* [SUPPLIED ENTRIES]
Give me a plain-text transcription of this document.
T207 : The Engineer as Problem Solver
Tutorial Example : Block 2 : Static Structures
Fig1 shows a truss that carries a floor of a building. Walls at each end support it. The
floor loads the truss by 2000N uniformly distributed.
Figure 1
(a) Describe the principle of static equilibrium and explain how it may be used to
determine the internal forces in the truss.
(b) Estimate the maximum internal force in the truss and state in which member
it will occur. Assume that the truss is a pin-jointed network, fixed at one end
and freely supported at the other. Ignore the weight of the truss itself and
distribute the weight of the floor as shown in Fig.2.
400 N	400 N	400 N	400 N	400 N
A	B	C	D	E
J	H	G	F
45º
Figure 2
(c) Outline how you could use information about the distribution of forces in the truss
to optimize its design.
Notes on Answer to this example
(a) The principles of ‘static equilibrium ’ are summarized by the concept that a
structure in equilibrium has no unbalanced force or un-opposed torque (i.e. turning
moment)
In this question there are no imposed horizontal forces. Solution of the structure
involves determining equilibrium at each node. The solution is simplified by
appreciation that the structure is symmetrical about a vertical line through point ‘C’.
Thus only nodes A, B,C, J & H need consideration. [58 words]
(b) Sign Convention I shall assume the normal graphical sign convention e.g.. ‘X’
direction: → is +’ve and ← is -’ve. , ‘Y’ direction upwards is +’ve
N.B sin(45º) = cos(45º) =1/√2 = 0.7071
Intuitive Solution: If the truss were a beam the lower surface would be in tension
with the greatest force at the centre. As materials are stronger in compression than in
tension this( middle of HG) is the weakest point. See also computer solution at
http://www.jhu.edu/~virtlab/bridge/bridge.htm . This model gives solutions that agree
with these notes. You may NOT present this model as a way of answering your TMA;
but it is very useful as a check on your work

* [TO DO]
Filter for "floor". Return all lines that hold it.

* [REPLY]
Fig1 shows a truss that carries a floor of a building. Walls at each end support it. The
floor loads the truss by 2000N uniformly distributed.
distribute the weight of the floor as shown in Fig.2.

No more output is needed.